* Provided records:
———

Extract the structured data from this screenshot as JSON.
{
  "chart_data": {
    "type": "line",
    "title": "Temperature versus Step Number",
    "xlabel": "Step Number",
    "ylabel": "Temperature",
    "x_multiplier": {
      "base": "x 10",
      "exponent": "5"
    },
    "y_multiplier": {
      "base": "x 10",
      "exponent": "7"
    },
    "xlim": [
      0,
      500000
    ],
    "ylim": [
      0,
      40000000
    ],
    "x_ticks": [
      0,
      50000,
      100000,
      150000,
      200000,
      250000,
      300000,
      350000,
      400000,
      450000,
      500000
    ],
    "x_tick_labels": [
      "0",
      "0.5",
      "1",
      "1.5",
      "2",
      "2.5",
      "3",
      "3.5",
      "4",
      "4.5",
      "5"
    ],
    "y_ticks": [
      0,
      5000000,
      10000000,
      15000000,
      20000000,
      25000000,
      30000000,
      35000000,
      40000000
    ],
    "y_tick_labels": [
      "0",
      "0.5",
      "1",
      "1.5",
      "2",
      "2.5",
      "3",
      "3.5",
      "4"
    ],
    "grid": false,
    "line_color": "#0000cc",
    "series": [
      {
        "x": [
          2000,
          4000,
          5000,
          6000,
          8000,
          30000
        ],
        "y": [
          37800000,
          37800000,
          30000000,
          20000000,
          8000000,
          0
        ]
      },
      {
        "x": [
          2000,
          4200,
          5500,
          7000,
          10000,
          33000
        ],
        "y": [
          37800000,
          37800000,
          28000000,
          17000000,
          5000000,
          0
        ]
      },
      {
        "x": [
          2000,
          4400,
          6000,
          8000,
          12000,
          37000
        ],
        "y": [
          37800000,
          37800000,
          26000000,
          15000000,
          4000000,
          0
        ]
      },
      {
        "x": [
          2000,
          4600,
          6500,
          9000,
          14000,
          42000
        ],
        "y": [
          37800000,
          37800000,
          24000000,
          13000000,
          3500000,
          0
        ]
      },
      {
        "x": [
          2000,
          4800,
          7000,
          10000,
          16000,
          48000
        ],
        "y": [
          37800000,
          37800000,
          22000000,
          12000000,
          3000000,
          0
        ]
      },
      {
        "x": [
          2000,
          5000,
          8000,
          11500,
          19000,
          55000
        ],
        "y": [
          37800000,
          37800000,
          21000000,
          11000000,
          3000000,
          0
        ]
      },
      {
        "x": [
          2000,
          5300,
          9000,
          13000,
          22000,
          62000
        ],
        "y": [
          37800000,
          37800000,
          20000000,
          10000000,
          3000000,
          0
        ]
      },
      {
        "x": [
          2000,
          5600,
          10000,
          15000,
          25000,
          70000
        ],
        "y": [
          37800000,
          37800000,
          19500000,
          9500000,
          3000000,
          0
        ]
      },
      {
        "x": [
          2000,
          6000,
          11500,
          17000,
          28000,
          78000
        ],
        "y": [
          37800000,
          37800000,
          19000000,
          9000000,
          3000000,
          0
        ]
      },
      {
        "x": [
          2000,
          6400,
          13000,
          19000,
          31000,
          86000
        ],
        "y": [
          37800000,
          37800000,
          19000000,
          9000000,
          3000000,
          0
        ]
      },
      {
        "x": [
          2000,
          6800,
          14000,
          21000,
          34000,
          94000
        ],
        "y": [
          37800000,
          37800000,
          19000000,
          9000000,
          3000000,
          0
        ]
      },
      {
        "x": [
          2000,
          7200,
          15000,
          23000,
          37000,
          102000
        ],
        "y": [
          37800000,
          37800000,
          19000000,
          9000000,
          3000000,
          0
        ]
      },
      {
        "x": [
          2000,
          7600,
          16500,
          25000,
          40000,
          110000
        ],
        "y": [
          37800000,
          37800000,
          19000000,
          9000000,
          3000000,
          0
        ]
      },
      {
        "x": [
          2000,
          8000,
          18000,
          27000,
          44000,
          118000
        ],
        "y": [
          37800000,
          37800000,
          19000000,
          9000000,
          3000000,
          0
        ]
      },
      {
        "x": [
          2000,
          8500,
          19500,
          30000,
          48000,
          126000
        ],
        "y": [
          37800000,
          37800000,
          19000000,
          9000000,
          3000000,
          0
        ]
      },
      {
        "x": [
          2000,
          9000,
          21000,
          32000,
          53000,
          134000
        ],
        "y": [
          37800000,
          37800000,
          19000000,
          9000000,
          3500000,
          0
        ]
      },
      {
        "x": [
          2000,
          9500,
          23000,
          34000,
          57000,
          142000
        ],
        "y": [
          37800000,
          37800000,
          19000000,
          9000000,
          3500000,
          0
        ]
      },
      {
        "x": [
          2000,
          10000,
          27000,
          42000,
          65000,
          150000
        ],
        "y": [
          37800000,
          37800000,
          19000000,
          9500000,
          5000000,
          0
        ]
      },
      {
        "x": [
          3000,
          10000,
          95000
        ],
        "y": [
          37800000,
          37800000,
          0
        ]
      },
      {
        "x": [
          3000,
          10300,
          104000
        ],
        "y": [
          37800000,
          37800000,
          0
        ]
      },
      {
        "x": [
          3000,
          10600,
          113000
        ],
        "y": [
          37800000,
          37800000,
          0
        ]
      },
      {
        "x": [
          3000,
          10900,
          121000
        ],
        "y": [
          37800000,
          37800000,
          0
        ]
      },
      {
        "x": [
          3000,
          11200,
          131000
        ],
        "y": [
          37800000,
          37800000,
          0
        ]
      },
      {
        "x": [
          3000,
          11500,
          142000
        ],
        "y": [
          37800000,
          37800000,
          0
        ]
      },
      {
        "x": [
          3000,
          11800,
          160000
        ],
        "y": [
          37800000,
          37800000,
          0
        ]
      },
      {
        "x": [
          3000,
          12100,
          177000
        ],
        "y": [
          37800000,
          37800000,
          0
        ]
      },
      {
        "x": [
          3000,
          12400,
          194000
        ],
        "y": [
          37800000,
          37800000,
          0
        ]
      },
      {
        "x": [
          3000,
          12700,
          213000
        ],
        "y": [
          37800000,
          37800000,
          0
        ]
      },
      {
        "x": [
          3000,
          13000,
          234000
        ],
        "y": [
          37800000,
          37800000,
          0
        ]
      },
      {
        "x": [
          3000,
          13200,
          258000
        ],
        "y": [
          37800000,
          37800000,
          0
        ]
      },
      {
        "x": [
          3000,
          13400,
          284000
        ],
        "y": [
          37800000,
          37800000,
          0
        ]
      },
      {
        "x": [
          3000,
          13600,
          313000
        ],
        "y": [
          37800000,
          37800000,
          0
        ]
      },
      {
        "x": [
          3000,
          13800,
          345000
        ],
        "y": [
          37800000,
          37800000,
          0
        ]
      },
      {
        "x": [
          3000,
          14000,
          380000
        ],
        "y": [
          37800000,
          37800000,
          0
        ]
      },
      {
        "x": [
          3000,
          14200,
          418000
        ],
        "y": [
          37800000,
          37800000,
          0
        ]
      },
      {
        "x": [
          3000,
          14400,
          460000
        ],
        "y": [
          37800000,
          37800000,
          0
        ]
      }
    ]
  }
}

———

* Given problem:
Your task is to transcribe the material exactly.

* Answer to this problem:
Extract the structured data from this screenshot as JSON.
{
  "chart_data": {
    "type": "line",
    "title": "Temperature versus Step Number",
    "xlabel": "Step Number",
    "ylabel": "Temperature",
    "x_multiplier": {
      "base": "x 10",
      "exponent": "5"
    },
    "y_multiplier": {
      "base": "x 10",
      "exponent": "7"
    },
    "xlim": [
      0,
      500000
    ],
    "ylim": [
      0,
      40000000
    ],
    "x_ticks": [
      0,
      50000,
      100000,
      150000,
      200000,
      250000,
      300000,
      350000,
      400000,
      450000,
      500000
    ],
    "x_tick_labels": [
      "0",
      "0.5",
      "1",
      "1.5",
      "2",
      "2.5",
      "3",
      "3.5",
      "4",
      "4.5",
      "5"
    ],
    "y_ticks": [
      0,
      5000000,
      10000000,
      15000000,
      20000000,
      25000000,
      30000000,
      35000000,
      40000000
    ],
    "y_tick_labels": [
      "0",
      "0.5",
      "1",
      "1.5",
      "2",
      "2.5",
      "3",
      "3.5",
      "4"
    ],
    "grid": false,
    "line_color": "#0000cc",
    "series": [
      {
        "x": [
          2000,
          4000,
          5000,
          6000,
          8000,
          30000
        ],
        "y": [
          37800000,
          37800000,
          30000000,
          20000000,
          8000000,
          0
        ]
      },
      {
        "x": [
          2000,
          4200,
          5500,
          7000,
          10000,
          33000
        ],
        "y": [
          37800000,
          37800000,
          28000000,
          17000000,
          5000000,
          0
        ]
      },
      {
        "x": [
          2000,
          4400,
          6000,
          8000,
          12000,
          37000
        ],
        "y": [
          37800000,
          37800000,
          26000000,
          15000000,
          4000000,
          0
        ]
      },
      {
        "x": [
          2000,
          4600,
          6500,
          9000,
          14000,
          42000
        ],
        "y": [
          37800000,
          37800000,
          24000000,
          13000000,
          3500000,
          0
        ]
      },
      {
        "x": [
          2000,
          4800,
          7000,
          10000,
          16000,
          48000
        ],
        "y": [
          37800000,
          37800000,
          22000000,
          12000000,
          3000000,
          0
        ]
      },
      {
        "x": [
          2000,
          5000,
          8000,
          11500,
          19000,
          55000
        ],
        "y": [
          37800000,
          37800000,
          21000000,
          11000000,
          3000000,
          0
        ]
      },
      {
        "x": [
          2000,
          5300,
          9000,
          13000,
          22000,
          62000
        ],
        "y": [
          37800000,
          37800000,
          20000000,
          10000000,
          3000000,
          0
        ]
      },
      {
        "x": [
          2000,
          5600,
          10000,
          15000,
          25000,
          70000
        ],
        "y": [
          37800000,
          37800000,
          19500000,
          9500000,
          3000000,
          0
        ]
      },
      {
        "x": [
          2000,
          6000,
          11500,
          17000,
          28000,
          78000
        ],
        "y": [
          37800000,
          37800000,
          19000000,
          9000000,
          3000000,
          0
        ]
      },
      {
        "x": [
          2000,
          6400,
          13000,
          19000,
          31000,
          86000
        ],
        "y": [
          37800000,
          37800000,
          19000000,
          9000000,
          3000000,
          0
        ]
      },
      {
        "x": [
          2000,
          6800,
          14000,
          21000,
          34000,
          94000
        ],
        "y": [
          37800000,
          37800000,
          19000000,
          9000000,
          3000000,
          0
        ]
      },
      {
        "x": [
          2000,
          7200,
          15000,
          23000,
          37000,
          102000
        ],
        "y": [
          37800000,
          37800000,
          19000000,
          9000000,
          3000000,
          0
        ]
      },
      {
        "x": [
          2000,
          7600,
          16500,
          25000,
          40000,
          110000
        ],
        "y": [
          37800000,
          37800000,
          19000000,
          9000000,
          3000000,
          0
        ]
      },
      {
        "x": [
          2000,
          8000,
          18000,
          27000,
          44000,
          118000
        ],
        "y": [
          37800000,
          37800000,
          19000000,
          9000000,
          3000000,
          0
        ]
      },
      {
        "x": [
          2000,
          8500,
          19500,
          30000,
          48000,
          126000
        ],
        "y": [
          37800000,
          37800000,
          19000000,
          9000000,
          3000000,
          0
        ]
      },
      {
        "x": [
          2000,
          9000,
          21000,
          32000,
          53000,
          134000
        ],
        "y": [
          37800000,
          37800000,
          19000000,
          9000000,
          3500000,
          0
        ]
      },
      {
        "x": [
          2000,
          9500,
          23000,
          34000,
          57000,
          142000
        ],
        "y": [
          37800000,
          37800000,
          19000000,
          9000000,
          3500000,
          0
        ]
      },
      {
        "x": [
          2000,
          10000,
          27000,
          42000,
          65000,
          150000
        ],
        "y": [
          37800000,
          37800000,
          19000000,
          9500000,
          5000000,
          0
        ]
      },
      {
        "x": [
          3000,
          10000,
          95000
        ],
        "y": [
          37800000,
          37800000,
          0
        ]
      },
      {
        "x": [
          3000,
          10300,
          104000
        ],
        "y": [
          37800000,
          37800000,
          0
        ]
      },
      {
        "x": [
          3000,
          10600,
          113000
        ],
        "y": [
          37800000,
          37800000,
          0
        ]
      },
      {
        "x": [
          3000,
          10900,
          121000
        ],
        "y": [
          37800000,
          37800000,
          0
        ]
      },
      {
        "x": [
          3000,
          11200,
          131000
        ],
        "y": [
          37800000,
          37800000,
          0
        ]
      },
      {
        "x": [
          3000,
          11500,
          142000
        ],
        "y": [
          37800000,
          37800000,
          0
        ]
      },
      {
        "x": [
          3000,
          11800,
          160000
        ],
        "y": [
          37800000,
          37800000,
          0
        ]
      },
      {
        "x": [
          3000,
          12100,
          177000
        ],
        "y": [
          37800000,
          37800000,
          0
        ]
      },
      {
        "x": [
          3000,
          12400,
          194000
        ],
        "y": [
          37800000,
          37800000,
          0
        ]
      },
      {
        "x": [
          3000,
          12700,
          213000
        ],
        "y": [
          37800000,
          37800000,
          0
        ]
      },
      {
        "x": [
          3000,
          13000,
          234000
        ],
        "y": [
          37800000,
          37800000,
          0
        ]
      },
      {
        "x": [
          3000,
          13200,
          258000
        ],
        "y": [
          37800000,
          37800000,
          0
        ]
      },
      {
        "x": [
          3000,
          13400,
          284000
        ],
        "y": [
          37800000,
          37800000,
          0
        ]
      },
      {
        "x": [
          3000,
          13600,
          313000
        ],
        "y": [
          37800000,
          37800000,
          0
        ]
      },
      {
        "x": [
          3000,
          13800,
          345000
        ],
        "y": [
          37800000,
          37800000,
          0
        ]
      },
      {
        "x": [
          3000,
          14000,
          380000
        ],
        "y": [
          37800000,
          37800000,
          0
        ]
      },
      {
        "x": [
          3000,
          14200,
          418000
        ],
        "y": [
          37800000,
          37800000,
          0
        ]
      },
      {
        "x": [
          3000,
          14400,
          460000
        ],
        "y": [
          37800000,
          37800000,
          0
        ]
      }
    ]
  }
}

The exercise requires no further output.